Challenge →
Restate the data exactly as given and keep the pictures out.

Working data →
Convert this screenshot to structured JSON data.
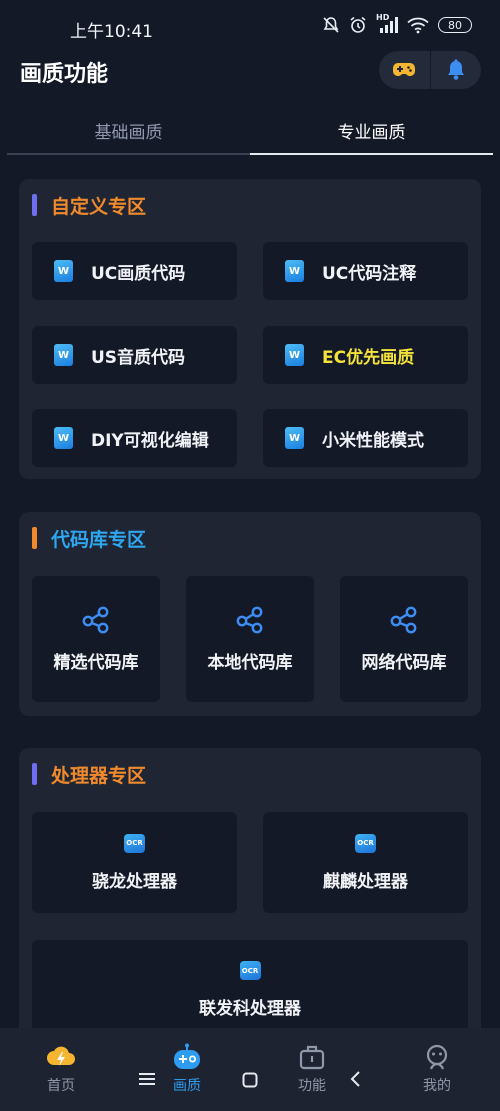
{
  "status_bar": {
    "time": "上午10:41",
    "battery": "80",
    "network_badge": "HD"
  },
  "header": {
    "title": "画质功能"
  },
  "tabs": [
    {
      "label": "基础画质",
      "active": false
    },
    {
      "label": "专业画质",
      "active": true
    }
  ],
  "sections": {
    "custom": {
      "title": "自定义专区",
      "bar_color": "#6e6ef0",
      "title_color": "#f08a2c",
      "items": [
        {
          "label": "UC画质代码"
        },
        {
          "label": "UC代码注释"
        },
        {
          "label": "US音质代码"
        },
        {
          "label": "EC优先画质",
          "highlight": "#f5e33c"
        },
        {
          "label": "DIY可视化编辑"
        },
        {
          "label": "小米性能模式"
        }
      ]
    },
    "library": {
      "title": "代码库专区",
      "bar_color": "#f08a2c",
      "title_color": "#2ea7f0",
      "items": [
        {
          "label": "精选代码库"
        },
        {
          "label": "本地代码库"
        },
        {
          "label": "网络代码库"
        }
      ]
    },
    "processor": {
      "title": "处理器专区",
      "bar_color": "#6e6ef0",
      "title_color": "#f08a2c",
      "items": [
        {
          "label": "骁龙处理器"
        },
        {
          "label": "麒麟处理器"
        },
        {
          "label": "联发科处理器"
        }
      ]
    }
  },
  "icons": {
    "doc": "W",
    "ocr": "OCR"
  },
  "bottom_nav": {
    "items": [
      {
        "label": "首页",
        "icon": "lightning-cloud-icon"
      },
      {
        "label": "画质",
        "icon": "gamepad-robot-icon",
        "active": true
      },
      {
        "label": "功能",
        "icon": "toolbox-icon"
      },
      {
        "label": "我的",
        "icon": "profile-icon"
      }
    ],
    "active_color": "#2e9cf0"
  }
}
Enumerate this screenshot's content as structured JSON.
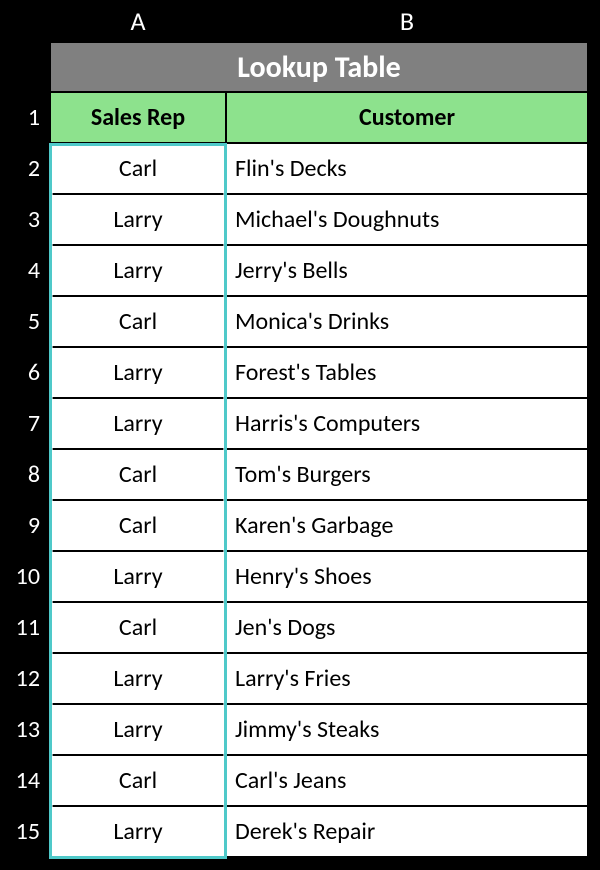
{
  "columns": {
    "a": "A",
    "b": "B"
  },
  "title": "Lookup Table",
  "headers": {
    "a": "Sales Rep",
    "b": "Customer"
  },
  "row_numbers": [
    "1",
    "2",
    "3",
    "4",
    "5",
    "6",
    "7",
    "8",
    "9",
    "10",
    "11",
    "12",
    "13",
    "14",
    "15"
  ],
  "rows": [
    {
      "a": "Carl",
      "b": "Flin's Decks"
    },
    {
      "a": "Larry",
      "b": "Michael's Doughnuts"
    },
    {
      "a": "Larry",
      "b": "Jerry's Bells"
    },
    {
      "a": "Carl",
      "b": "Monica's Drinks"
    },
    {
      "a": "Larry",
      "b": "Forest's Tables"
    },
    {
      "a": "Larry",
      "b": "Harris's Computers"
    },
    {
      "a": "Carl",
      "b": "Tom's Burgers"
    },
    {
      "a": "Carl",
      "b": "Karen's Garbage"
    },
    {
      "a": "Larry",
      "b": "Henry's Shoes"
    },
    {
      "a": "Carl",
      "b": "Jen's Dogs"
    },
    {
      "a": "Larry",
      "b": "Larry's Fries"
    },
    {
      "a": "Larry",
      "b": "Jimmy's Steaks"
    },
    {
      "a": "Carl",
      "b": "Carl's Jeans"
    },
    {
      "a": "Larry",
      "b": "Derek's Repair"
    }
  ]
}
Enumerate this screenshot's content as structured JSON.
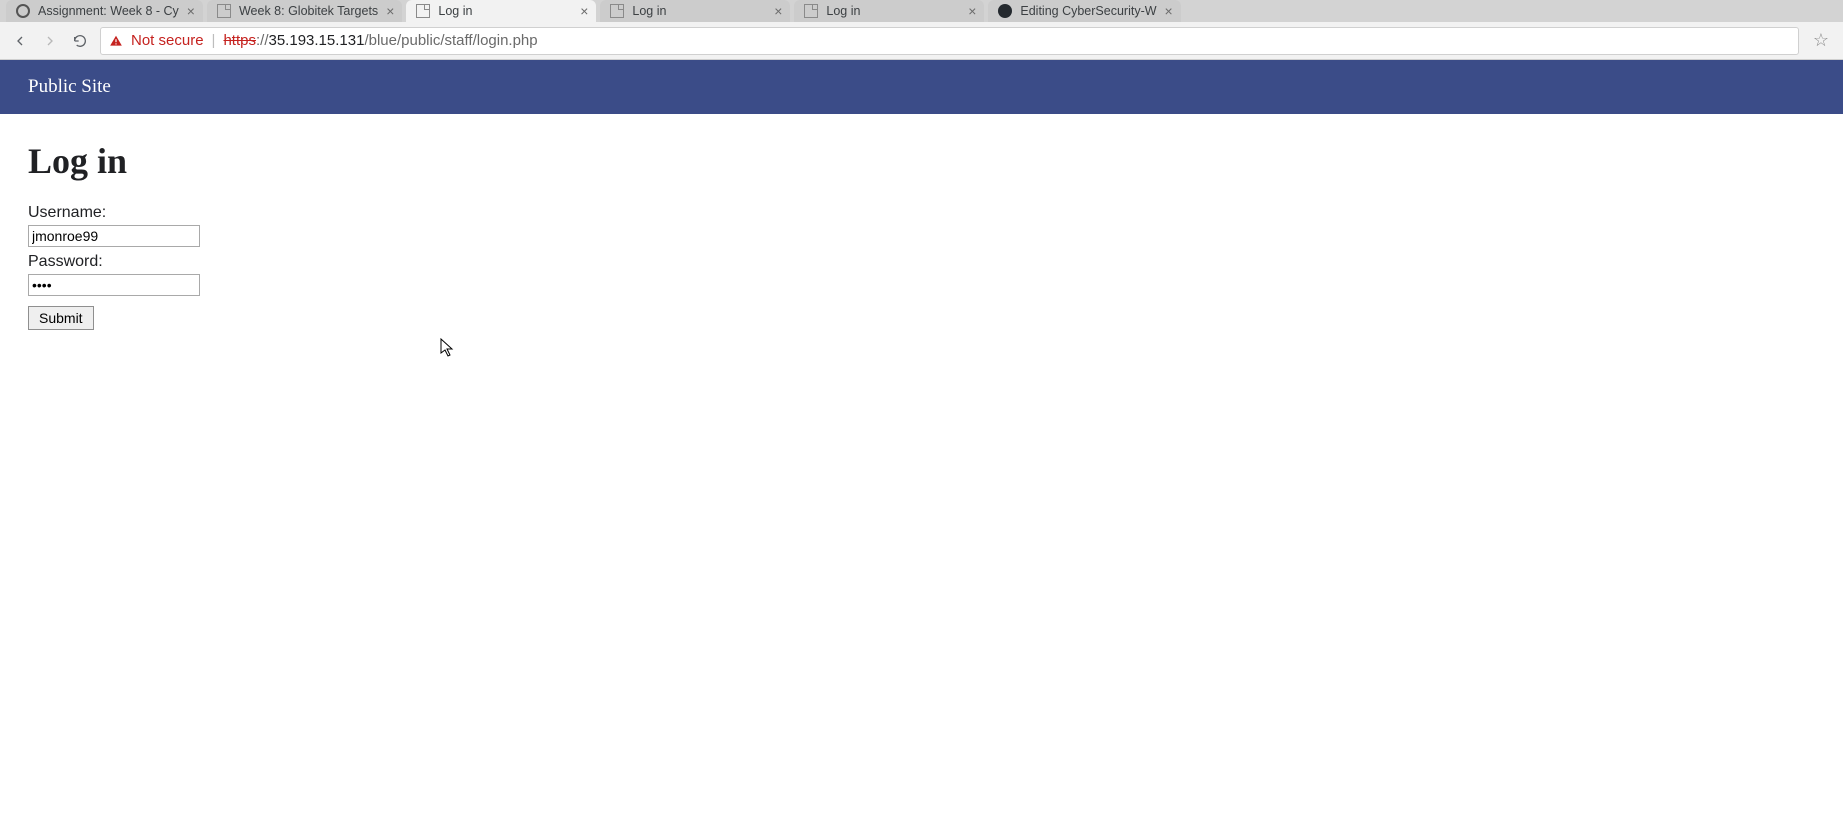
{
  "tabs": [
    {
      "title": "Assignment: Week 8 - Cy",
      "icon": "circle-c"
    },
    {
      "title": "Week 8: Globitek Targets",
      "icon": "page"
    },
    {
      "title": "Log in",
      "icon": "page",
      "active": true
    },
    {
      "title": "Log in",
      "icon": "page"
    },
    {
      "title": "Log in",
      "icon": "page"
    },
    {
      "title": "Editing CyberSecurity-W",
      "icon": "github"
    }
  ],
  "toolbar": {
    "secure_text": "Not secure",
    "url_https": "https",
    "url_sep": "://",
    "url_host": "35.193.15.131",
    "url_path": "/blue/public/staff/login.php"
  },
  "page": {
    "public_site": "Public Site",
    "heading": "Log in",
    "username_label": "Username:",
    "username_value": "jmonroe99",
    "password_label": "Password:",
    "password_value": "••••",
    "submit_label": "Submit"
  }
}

Response below →
Convert this screenshot to structured JSON data.
{
  "status_bar": {
    "time": "上午10:41",
    "battery": "80",
    "network_badge": "HD"
  },
  "header": {
    "title": "画质功能"
  },
  "tabs": [
    {
      "label": "基础画质",
      "active": false
    },
    {
      "label": "专业画质",
      "active": true
    }
  ],
  "sections": {
    "custom": {
      "title": "自定义专区",
      "bar_color": "#6e6ef0",
      "title_color": "#f08a2c",
      "items": [
        {
          "label": "UC画质代码"
        },
        {
          "label": "UC代码注释"
        },
        {
          "label": "US音质代码"
        },
        {
          "label": "EC优先画质",
          "highlight": "#f5e33c"
        },
        {
          "label": "DIY可视化编辑"
        },
        {
          "label": "小米性能模式"
        }
      ]
    },
    "library": {
      "title": "代码库专区",
      "bar_color": "#f08a2c",
      "title_color": "#2ea7f0",
      "items": [
        {
          "label": "精选代码库"
        },
        {
          "label": "本地代码库"
        },
        {
          "label": "网络代码库"
        }
      ]
    },
    "processor": {
      "title": "处理器专区",
      "bar_color": "#6e6ef0",
      "title_color": "#f08a2c",
      "items": [
        {
          "label": "骁龙处理器"
        },
        {
          "label": "麒麟处理器"
        },
        {
          "label": "联发科处理器"
        }
      ]
    }
  },
  "icons": {
    "doc": "W",
    "ocr": "OCR"
  },
  "bottom_nav": {
    "items": [
      {
        "label": "首页",
        "icon": "lightning-cloud-icon"
      },
      {
        "label": "画质",
        "icon": "gamepad-robot-icon",
        "active": true
      },
      {
        "label": "功能",
        "icon": "toolbox-icon"
      },
      {
        "label": "我的",
        "icon": "profile-icon"
      }
    ],
    "active_color": "#2e9cf0"
  }
}
Enumerate this screenshot's content as structured JSON.
{
  "columns": {
    "a": "A",
    "b": "B"
  },
  "title": "Lookup Table",
  "headers": {
    "a": "Sales Rep",
    "b": "Customer"
  },
  "row_numbers": [
    "1",
    "2",
    "3",
    "4",
    "5",
    "6",
    "7",
    "8",
    "9",
    "10",
    "11",
    "12",
    "13",
    "14",
    "15"
  ],
  "rows": [
    {
      "a": "Carl",
      "b": "Flin's Decks"
    },
    {
      "a": "Larry",
      "b": "Michael's Doughnuts"
    },
    {
      "a": "Larry",
      "b": "Jerry's Bells"
    },
    {
      "a": "Carl",
      "b": "Monica's Drinks"
    },
    {
      "a": "Larry",
      "b": "Forest's Tables"
    },
    {
      "a": "Larry",
      "b": "Harris's Computers"
    },
    {
      "a": "Carl",
      "b": "Tom's Burgers"
    },
    {
      "a": "Carl",
      "b": "Karen's Garbage"
    },
    {
      "a": "Larry",
      "b": "Henry's Shoes"
    },
    {
      "a": "Carl",
      "b": "Jen's Dogs"
    },
    {
      "a": "Larry",
      "b": "Larry's Fries"
    },
    {
      "a": "Larry",
      "b": "Jimmy's Steaks"
    },
    {
      "a": "Carl",
      "b": "Carl's Jeans"
    },
    {
      "a": "Larry",
      "b": "Derek's Repair"
    }
  ]
}
Enumerate this screenshot's content as structured JSON.
{
  "tabs": [
    {
      "title": "Assignment: Week 8 - Cy",
      "icon": "circle-c"
    },
    {
      "title": "Week 8: Globitek Targets",
      "icon": "page"
    },
    {
      "title": "Log in",
      "icon": "page",
      "active": true
    },
    {
      "title": "Log in",
      "icon": "page"
    },
    {
      "title": "Log in",
      "icon": "page"
    },
    {
      "title": "Editing CyberSecurity-W",
      "icon": "github"
    }
  ],
  "toolbar": {
    "secure_text": "Not secure",
    "url_https": "https",
    "url_sep": "://",
    "url_host": "35.193.15.131",
    "url_path": "/blue/public/staff/login.php"
  },
  "page": {
    "public_site": "Public Site",
    "heading": "Log in",
    "username_label": "Username:",
    "username_value": "jmonroe99",
    "password_label": "Password:",
    "password_value": "••••",
    "submit_label": "Submit"
  }
}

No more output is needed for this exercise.